** Begin PROVIDED ENTRIES **

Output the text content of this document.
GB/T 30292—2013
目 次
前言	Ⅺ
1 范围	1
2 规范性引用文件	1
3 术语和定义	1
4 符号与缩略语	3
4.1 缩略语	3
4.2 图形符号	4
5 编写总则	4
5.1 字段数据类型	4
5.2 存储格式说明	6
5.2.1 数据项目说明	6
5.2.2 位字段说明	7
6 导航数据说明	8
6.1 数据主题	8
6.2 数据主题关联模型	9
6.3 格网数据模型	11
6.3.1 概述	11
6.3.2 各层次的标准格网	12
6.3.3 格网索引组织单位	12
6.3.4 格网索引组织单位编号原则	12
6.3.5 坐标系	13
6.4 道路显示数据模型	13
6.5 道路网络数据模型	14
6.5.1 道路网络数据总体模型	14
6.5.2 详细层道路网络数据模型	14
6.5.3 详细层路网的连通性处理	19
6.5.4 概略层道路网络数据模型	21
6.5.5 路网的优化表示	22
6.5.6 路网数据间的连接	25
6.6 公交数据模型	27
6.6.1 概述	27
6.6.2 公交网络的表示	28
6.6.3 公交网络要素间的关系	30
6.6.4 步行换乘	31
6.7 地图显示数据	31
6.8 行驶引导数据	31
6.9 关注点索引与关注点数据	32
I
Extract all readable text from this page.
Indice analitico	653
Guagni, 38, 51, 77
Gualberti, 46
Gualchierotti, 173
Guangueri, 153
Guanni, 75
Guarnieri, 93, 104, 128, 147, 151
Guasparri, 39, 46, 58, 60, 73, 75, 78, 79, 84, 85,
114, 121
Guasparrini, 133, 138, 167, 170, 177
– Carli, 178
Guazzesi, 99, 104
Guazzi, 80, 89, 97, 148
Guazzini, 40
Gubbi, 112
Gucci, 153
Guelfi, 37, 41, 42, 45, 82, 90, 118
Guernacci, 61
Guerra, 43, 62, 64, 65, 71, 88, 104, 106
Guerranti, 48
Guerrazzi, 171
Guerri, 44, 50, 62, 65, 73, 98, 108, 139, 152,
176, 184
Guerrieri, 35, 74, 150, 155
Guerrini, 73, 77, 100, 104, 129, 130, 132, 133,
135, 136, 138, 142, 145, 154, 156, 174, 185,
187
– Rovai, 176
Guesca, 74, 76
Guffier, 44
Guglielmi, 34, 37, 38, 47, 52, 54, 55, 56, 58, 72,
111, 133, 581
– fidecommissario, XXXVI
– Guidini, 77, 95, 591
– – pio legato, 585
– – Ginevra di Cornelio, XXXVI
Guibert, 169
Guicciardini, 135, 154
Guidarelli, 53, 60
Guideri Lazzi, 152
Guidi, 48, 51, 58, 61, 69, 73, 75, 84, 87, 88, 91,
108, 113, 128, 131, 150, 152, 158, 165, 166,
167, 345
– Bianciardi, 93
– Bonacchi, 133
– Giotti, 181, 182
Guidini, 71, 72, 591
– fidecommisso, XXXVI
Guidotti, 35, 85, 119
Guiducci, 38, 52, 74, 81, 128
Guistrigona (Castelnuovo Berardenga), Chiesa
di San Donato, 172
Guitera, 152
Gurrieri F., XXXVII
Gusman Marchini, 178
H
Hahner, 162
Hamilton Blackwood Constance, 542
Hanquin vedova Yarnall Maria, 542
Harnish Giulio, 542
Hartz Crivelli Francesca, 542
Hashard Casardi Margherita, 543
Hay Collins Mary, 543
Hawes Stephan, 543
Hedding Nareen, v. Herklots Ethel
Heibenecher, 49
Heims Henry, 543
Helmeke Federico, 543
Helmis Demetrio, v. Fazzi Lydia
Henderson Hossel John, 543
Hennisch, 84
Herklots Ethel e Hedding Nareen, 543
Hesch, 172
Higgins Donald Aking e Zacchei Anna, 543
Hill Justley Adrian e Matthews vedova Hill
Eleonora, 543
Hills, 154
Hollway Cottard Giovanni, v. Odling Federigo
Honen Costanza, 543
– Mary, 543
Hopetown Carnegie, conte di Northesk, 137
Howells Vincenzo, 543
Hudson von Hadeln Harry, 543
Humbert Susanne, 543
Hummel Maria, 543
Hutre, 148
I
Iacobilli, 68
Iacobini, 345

** End PROVIDED ENTRIES **

• [WORK REQUIRED]:
Using the listing above, show every line that includes the string "Maria".

• [RESPONSE]:
Hanquin vedova Yarnall Maria, 542
Hummel Maria, 543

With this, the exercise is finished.